• [TASK STATEMENT]: Search the material for the string "java" and copy each line where it occurs.

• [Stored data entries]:
******

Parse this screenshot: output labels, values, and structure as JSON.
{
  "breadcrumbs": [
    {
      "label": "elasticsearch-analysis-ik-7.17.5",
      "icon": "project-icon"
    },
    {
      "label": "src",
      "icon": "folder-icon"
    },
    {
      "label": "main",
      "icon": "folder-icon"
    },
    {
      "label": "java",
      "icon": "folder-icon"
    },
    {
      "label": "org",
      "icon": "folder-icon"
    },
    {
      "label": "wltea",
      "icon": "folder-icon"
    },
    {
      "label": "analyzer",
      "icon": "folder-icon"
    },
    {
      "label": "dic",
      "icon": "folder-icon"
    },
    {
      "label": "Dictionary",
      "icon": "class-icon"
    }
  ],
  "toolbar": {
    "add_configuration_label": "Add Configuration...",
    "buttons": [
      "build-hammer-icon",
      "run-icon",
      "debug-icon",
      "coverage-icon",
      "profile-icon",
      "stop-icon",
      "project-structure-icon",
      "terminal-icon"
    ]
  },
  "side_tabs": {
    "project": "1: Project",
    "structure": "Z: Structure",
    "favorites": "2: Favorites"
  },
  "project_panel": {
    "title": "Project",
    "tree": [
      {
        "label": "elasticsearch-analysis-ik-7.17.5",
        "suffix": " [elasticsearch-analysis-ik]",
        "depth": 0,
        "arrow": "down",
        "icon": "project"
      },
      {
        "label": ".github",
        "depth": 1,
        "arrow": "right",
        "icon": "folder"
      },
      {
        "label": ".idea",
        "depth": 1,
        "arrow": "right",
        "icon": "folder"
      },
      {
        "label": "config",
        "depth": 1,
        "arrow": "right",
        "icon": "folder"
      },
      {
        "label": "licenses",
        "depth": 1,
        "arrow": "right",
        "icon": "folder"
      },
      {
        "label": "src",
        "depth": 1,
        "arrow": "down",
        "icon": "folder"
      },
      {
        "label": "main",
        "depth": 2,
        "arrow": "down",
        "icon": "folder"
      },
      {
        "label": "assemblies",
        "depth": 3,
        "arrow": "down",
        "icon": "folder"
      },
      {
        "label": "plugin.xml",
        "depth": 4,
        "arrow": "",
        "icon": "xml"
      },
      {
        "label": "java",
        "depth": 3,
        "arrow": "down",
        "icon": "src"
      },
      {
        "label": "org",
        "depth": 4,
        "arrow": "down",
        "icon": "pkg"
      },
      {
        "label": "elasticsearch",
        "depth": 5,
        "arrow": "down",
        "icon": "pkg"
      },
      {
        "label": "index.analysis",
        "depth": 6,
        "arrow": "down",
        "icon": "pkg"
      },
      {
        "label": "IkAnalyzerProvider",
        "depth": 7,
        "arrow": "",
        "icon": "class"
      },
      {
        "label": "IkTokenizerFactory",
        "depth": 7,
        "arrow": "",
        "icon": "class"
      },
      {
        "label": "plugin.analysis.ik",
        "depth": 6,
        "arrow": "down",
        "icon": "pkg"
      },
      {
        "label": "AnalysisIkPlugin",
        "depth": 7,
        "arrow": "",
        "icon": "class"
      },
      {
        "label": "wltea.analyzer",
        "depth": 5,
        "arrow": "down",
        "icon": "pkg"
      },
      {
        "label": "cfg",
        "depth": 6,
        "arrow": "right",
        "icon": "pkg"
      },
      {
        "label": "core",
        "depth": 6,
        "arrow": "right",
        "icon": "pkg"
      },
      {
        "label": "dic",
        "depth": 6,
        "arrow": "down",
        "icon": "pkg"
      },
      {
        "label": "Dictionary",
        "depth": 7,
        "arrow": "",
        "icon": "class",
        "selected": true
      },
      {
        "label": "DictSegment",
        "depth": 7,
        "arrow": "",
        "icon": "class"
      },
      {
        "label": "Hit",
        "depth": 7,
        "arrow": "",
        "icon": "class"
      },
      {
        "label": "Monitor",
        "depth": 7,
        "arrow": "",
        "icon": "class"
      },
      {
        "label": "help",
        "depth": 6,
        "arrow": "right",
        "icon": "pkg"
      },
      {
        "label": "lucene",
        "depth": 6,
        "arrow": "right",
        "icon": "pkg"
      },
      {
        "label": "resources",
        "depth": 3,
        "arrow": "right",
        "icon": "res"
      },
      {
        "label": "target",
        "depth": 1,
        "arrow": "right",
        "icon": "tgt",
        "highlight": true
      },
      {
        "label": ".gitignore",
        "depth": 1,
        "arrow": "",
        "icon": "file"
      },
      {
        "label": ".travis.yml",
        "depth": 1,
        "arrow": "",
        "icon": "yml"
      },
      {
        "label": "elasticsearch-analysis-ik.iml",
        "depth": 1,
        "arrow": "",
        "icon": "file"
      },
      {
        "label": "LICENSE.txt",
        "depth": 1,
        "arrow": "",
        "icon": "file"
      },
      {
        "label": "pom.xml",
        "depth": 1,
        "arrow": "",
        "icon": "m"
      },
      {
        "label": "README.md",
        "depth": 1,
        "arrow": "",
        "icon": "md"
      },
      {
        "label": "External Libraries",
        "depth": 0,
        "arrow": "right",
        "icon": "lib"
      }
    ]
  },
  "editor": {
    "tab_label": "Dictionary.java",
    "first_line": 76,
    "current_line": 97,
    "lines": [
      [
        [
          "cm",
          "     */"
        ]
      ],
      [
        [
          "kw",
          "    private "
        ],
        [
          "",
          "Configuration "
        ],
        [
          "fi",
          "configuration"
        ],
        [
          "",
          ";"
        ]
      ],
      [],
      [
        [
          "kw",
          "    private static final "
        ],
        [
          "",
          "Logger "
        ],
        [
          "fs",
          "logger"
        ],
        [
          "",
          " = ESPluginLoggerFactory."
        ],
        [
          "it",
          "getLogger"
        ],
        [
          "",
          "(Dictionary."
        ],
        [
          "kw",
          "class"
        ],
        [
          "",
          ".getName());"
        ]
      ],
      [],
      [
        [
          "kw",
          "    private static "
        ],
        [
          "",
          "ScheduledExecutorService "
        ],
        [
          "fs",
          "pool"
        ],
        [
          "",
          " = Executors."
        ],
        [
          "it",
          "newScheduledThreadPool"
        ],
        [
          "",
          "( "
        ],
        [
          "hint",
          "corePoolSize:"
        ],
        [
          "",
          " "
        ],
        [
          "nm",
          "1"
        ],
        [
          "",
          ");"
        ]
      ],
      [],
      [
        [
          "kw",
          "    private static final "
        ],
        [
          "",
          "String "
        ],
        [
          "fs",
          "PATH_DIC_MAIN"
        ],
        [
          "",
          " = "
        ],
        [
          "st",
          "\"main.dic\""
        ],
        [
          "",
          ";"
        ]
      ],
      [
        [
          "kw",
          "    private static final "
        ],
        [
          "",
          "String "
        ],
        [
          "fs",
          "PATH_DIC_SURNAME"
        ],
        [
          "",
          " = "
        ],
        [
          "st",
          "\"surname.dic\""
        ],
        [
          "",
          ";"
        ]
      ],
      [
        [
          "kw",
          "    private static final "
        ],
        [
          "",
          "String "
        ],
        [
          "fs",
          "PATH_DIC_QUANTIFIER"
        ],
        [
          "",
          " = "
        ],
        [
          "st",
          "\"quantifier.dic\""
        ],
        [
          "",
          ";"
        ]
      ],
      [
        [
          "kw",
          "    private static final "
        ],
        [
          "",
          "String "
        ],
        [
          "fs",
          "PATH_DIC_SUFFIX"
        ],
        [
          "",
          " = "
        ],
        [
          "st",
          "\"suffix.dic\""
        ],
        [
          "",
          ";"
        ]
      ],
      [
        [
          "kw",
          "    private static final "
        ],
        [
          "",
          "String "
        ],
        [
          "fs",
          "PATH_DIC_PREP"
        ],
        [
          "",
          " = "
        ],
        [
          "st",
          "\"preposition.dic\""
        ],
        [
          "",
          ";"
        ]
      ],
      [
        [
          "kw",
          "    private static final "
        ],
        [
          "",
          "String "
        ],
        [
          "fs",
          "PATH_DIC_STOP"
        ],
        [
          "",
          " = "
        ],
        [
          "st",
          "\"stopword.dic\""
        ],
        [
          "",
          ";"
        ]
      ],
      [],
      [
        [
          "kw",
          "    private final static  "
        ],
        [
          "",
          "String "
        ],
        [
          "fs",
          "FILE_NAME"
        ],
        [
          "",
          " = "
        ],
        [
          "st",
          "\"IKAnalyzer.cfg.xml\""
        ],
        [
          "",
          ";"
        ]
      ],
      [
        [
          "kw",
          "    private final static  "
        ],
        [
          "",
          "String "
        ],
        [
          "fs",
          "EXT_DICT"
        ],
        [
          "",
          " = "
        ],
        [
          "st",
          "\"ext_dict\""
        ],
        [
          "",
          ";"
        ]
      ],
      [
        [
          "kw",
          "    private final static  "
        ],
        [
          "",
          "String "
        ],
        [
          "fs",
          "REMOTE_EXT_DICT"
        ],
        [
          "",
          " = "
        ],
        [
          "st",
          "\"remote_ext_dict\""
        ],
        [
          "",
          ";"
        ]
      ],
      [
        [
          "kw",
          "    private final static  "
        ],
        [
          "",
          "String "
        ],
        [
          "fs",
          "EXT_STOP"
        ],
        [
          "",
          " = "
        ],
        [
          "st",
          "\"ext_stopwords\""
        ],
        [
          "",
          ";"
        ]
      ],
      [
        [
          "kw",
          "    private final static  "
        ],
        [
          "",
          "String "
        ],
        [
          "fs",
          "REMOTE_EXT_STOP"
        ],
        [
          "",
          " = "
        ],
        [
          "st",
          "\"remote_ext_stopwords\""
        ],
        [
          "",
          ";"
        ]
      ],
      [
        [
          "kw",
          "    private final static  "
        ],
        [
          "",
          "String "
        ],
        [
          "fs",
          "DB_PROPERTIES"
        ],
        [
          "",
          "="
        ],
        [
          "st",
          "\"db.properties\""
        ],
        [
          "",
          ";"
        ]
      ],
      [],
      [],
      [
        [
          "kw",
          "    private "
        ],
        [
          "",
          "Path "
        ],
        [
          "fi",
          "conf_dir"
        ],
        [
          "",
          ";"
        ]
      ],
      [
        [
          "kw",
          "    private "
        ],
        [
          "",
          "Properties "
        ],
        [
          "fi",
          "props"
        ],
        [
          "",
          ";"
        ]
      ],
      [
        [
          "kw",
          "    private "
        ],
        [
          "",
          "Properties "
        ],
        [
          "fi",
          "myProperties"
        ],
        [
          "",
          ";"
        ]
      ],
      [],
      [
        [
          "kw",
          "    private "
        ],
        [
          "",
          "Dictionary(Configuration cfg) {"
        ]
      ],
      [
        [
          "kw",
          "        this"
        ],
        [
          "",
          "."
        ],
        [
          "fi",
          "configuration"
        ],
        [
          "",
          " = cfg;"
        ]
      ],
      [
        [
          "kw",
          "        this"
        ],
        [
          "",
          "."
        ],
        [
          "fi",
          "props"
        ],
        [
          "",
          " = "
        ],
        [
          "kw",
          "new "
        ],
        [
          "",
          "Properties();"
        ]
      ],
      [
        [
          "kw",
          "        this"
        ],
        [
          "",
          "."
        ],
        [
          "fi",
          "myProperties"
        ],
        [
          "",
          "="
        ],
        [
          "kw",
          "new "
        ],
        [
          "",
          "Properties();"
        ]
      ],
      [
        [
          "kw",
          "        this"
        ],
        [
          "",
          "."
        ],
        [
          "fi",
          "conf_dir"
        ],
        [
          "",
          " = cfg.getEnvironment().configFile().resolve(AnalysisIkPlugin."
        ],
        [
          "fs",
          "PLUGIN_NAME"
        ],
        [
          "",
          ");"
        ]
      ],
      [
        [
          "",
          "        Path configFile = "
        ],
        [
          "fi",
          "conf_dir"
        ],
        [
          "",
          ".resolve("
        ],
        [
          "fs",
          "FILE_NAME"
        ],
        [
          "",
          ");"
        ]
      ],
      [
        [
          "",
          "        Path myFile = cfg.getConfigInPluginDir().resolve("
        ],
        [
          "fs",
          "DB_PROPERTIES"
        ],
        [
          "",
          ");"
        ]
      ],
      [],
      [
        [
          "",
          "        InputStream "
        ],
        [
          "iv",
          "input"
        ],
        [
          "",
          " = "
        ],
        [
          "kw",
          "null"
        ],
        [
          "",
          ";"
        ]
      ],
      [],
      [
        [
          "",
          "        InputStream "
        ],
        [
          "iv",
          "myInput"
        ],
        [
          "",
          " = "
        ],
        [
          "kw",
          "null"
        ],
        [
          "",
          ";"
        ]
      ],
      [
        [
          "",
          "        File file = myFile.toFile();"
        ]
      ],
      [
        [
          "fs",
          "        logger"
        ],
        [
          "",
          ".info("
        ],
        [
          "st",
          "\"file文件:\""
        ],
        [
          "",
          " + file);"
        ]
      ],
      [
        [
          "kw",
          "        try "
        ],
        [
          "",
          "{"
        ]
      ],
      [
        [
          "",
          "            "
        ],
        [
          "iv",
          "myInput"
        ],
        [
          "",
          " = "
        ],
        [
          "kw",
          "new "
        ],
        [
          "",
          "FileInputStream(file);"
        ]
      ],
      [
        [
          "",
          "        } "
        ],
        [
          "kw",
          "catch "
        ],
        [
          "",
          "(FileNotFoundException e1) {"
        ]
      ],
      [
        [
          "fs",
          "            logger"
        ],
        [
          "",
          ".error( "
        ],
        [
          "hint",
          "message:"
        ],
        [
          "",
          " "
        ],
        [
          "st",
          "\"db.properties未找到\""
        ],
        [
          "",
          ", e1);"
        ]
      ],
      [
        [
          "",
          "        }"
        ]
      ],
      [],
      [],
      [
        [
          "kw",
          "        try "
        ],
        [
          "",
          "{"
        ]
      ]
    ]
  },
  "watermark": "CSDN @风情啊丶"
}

******

• [RESULT OF THIS TASK]:
      "label": "java",
        "label": "java",
    "tab_label": "Dictionary.java",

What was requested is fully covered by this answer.